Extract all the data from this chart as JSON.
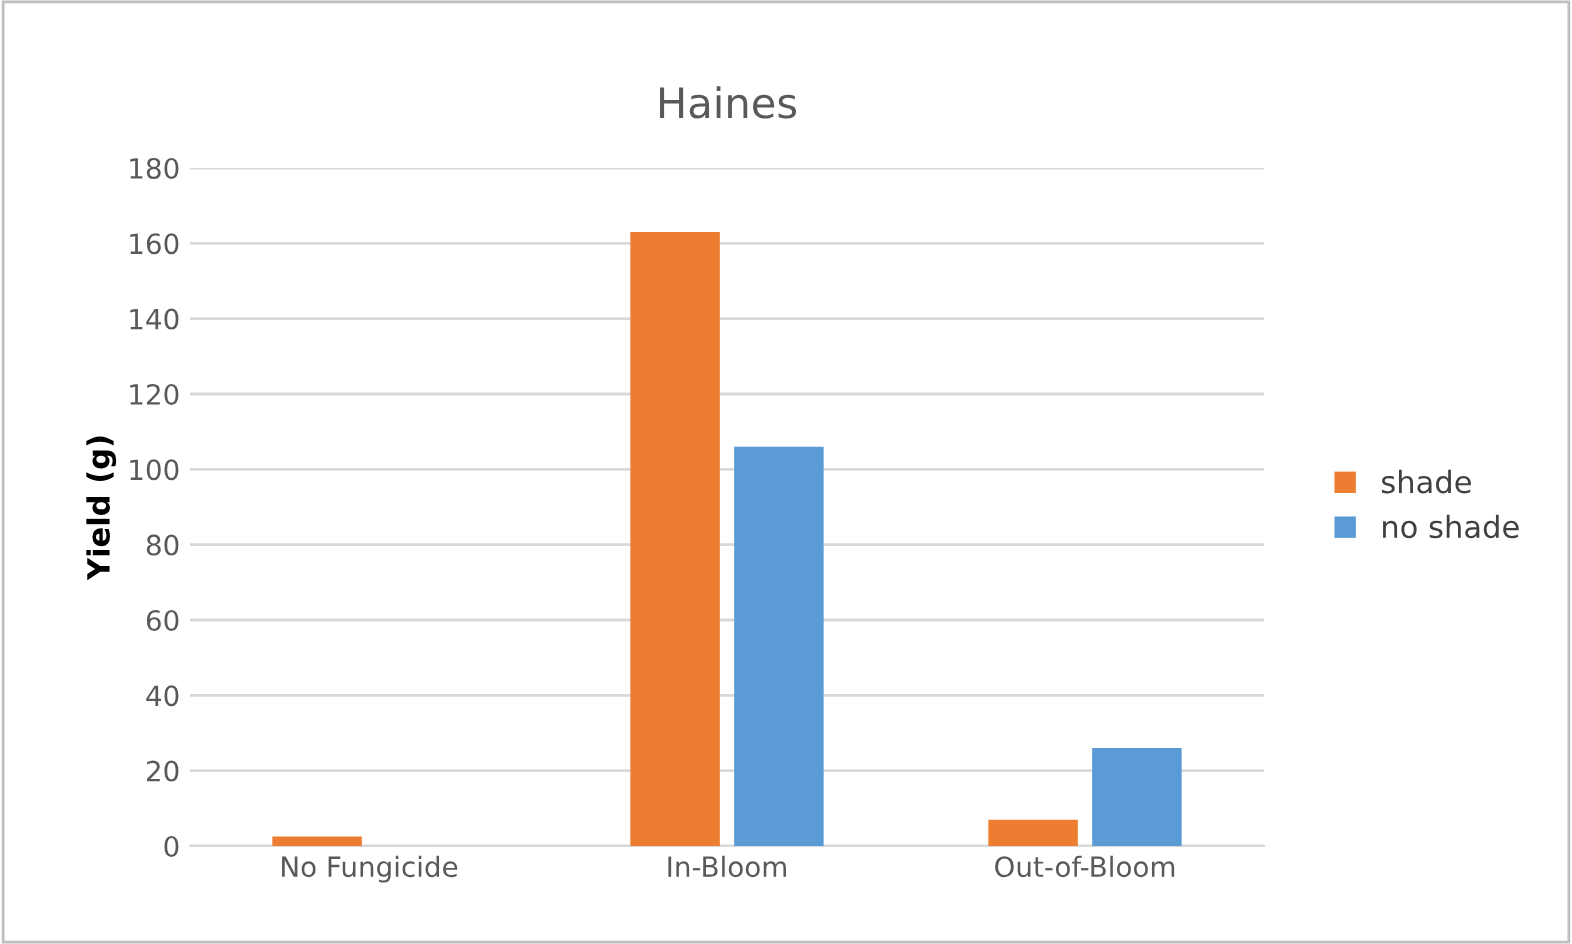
{
  "chart_data": {
    "type": "bar",
    "title": "Haines",
    "ylabel": "Yield (g)",
    "categories": [
      "No Fungicide",
      "In-Bloom",
      "Out-of-Bloom"
    ],
    "series": [
      {
        "name": "shade",
        "color": "#ed7d31",
        "values": [
          2.5,
          163,
          7
        ]
      },
      {
        "name": "no shade",
        "color": "#5b9bd5",
        "values": [
          0,
          106,
          26
        ]
      }
    ],
    "ylim": [
      0,
      180
    ],
    "yticks": [
      0,
      20,
      40,
      60,
      80,
      100,
      120,
      140,
      160,
      180
    ],
    "grid": "y",
    "legend": "right"
  }
}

--

# THE REQUEST
Print the entries above exactly, taking out only the pictures.

# ANSWER FOR THE TASK
Extract all the data from this chart as JSON.
{
  "chart_data": {
    "type": "bar",
    "title": "Haines",
    "ylabel": "Yield (g)",
    "categories": [
      "No Fungicide",
      "In-Bloom",
      "Out-of-Bloom"
    ],
    "series": [
      {
        "name": "shade",
        "color": "#ed7d31",
        "values": [
          2.5,
          163,
          7
        ]
      },
      {
        "name": "no shade",
        "color": "#5b9bd5",
        "values": [
          0,
          106,
          26
        ]
      }
    ],
    "ylim": [
      0,
      180
    ],
    "yticks": [
      0,
      20,
      40,
      60,
      80,
      100,
      120,
      140,
      160,
      180
    ],
    "grid": "y",
    "legend": "right"
  }
}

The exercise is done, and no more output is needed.